:: GIVEN EXERCISE ::
Without the pictures, write out all the lines below exactly as they appear.

:: GIVEN DATA ::
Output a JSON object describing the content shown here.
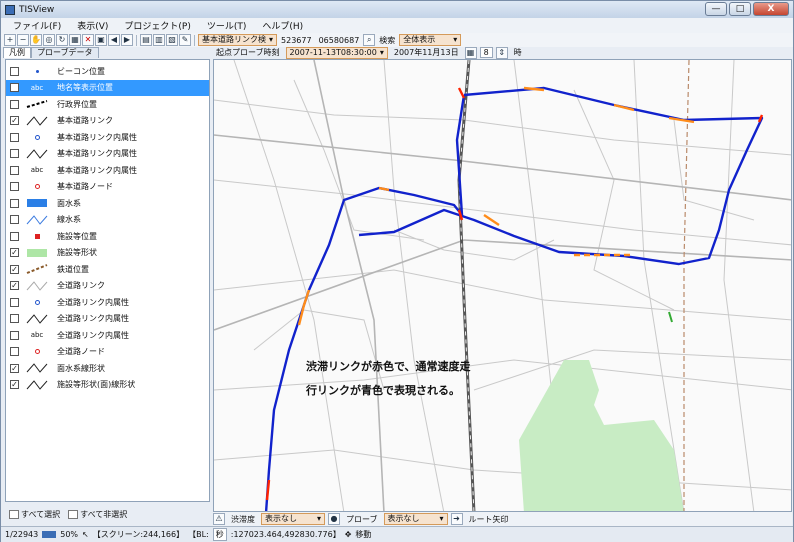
{
  "window": {
    "title": "TISView",
    "min": "—",
    "max": "□",
    "close": "X"
  },
  "menu": [
    "ファイル(F)",
    "表示(V)",
    "プロジェクト(P)",
    "ツール(T)",
    "ヘルプ(H)"
  ],
  "toolbar": {
    "search_type": "基本道路リンク検",
    "coord1": "523677",
    "coord2": "06580687",
    "search_label": "検索",
    "display_mode": "全体表示"
  },
  "tabs": [
    "凡例",
    "プローブデータ"
  ],
  "probe": {
    "start_label": "起点プローブ時刻",
    "start_time": "2007-11-13T08:30:00",
    "date": "2007年11月13日",
    "hour": "8",
    "hour_unit": "時"
  },
  "legend": [
    {
      "label": "ビーコン位置",
      "checked": false,
      "symbol": "dot-blue"
    },
    {
      "label": "地名等表示位置",
      "checked": false,
      "symbol": "abc",
      "selected": true
    },
    {
      "label": "行政界位置",
      "checked": false,
      "symbol": "dashline"
    },
    {
      "label": "基本道路リンク",
      "checked": true,
      "symbol": "line"
    },
    {
      "label": "基本道路リンク内属性",
      "checked": false,
      "symbol": "circle-blue"
    },
    {
      "label": "基本道路リンク内属性",
      "checked": false,
      "symbol": "line"
    },
    {
      "label": "基本道路リンク内属性",
      "checked": false,
      "symbol": "abc"
    },
    {
      "label": "基本道路ノード",
      "checked": false,
      "symbol": "circle-red"
    },
    {
      "label": "面水系",
      "checked": false,
      "symbol": "rect-blue"
    },
    {
      "label": "線水系",
      "checked": false,
      "symbol": "line-blue"
    },
    {
      "label": "施設等位置",
      "checked": false,
      "symbol": "square-red"
    },
    {
      "label": "施設等形状",
      "checked": true,
      "symbol": "rect-green"
    },
    {
      "label": "鉄道位置",
      "checked": true,
      "symbol": "rail"
    },
    {
      "label": "全道路リンク",
      "checked": true,
      "symbol": "line-light"
    },
    {
      "label": "全道路リンク内属性",
      "checked": false,
      "symbol": "circle-blue"
    },
    {
      "label": "全道路リンク内属性",
      "checked": false,
      "symbol": "line"
    },
    {
      "label": "全道路リンク内属性",
      "checked": false,
      "symbol": "abc"
    },
    {
      "label": "全道路ノード",
      "checked": false,
      "symbol": "circle-red"
    },
    {
      "label": "面水系線形状",
      "checked": true,
      "symbol": "line"
    },
    {
      "label": "施設等形状(面)線形状",
      "checked": true,
      "symbol": "line"
    }
  ],
  "panel_footer": {
    "select_all": "すべて選択",
    "deselect_all": "すべて非選択"
  },
  "map": {
    "annotation": "渋滞リンクが赤色で、通常速度走行リンクが青色で表現される。",
    "colors": {
      "congested": "#ff2200",
      "normal": "#1122cc",
      "mid": "#ff8c1a",
      "park": "#c8ecc4",
      "rail": "#b98a6a"
    }
  },
  "layerbar": {
    "congestion_label": "渋滞度",
    "congestion_value": "表示なし",
    "probe_label": "プローブ",
    "probe_value": "表示なし",
    "route_label": "ルート矢印"
  },
  "status": {
    "scale": "1/22943",
    "zoom": "50%",
    "screen": "【スクリーン:244,166】",
    "bl_label": "【BL:",
    "bl_value": "秒",
    "bl_coords": ":127023.464,492830.776】",
    "mode": "移動"
  }
}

:: ANSWER TO THIS TASK ::
Output a JSON object describing the content shown here.
{
  "window": {
    "title": "TISView",
    "min": "—",
    "max": "□",
    "close": "X"
  },
  "menu": [
    "ファイル(F)",
    "表示(V)",
    "プロジェクト(P)",
    "ツール(T)",
    "ヘルプ(H)"
  ],
  "toolbar": {
    "search_type": "基本道路リンク検",
    "coord1": "523677",
    "coord2": "06580687",
    "search_label": "検索",
    "display_mode": "全体表示"
  },
  "tabs": [
    "凡例",
    "プローブデータ"
  ],
  "probe": {
    "start_label": "起点プローブ時刻",
    "start_time": "2007-11-13T08:30:00",
    "date": "2007年11月13日",
    "hour": "8",
    "hour_unit": "時"
  },
  "legend": [
    {
      "label": "ビーコン位置",
      "checked": false,
      "symbol": "dot-blue"
    },
    {
      "label": "地名等表示位置",
      "checked": false,
      "symbol": "abc",
      "selected": true
    },
    {
      "label": "行政界位置",
      "checked": false,
      "symbol": "dashline"
    },
    {
      "label": "基本道路リンク",
      "checked": true,
      "symbol": "line"
    },
    {
      "label": "基本道路リンク内属性",
      "checked": false,
      "symbol": "circle-blue"
    },
    {
      "label": "基本道路リンク内属性",
      "checked": false,
      "symbol": "line"
    },
    {
      "label": "基本道路リンク内属性",
      "checked": false,
      "symbol": "abc"
    },
    {
      "label": "基本道路ノード",
      "checked": false,
      "symbol": "circle-red"
    },
    {
      "label": "面水系",
      "checked": false,
      "symbol": "rect-blue"
    },
    {
      "label": "線水系",
      "checked": false,
      "symbol": "line-blue"
    },
    {
      "label": "施設等位置",
      "checked": false,
      "symbol": "square-red"
    },
    {
      "label": "施設等形状",
      "checked": true,
      "symbol": "rect-green"
    },
    {
      "label": "鉄道位置",
      "checked": true,
      "symbol": "rail"
    },
    {
      "label": "全道路リンク",
      "checked": true,
      "symbol": "line-light"
    },
    {
      "label": "全道路リンク内属性",
      "checked": false,
      "symbol": "circle-blue"
    },
    {
      "label": "全道路リンク内属性",
      "checked": false,
      "symbol": "line"
    },
    {
      "label": "全道路リンク内属性",
      "checked": false,
      "symbol": "abc"
    },
    {
      "label": "全道路ノード",
      "checked": false,
      "symbol": "circle-red"
    },
    {
      "label": "面水系線形状",
      "checked": true,
      "symbol": "line"
    },
    {
      "label": "施設等形状(面)線形状",
      "checked": true,
      "symbol": "line"
    }
  ],
  "panel_footer": {
    "select_all": "すべて選択",
    "deselect_all": "すべて非選択"
  },
  "map": {
    "annotation": "渋滞リンクが赤色で、通常速度走行リンクが青色で表現される。",
    "colors": {
      "congested": "#ff2200",
      "normal": "#1122cc",
      "mid": "#ff8c1a",
      "park": "#c8ecc4",
      "rail": "#b98a6a"
    }
  },
  "layerbar": {
    "congestion_label": "渋滞度",
    "congestion_value": "表示なし",
    "probe_label": "プローブ",
    "probe_value": "表示なし",
    "route_label": "ルート矢印"
  },
  "status": {
    "scale": "1/22943",
    "zoom": "50%",
    "screen": "【スクリーン:244,166】",
    "bl_label": "【BL:",
    "bl_value": "秒",
    "bl_coords": ":127023.464,492830.776】",
    "mode": "移動"
  }
}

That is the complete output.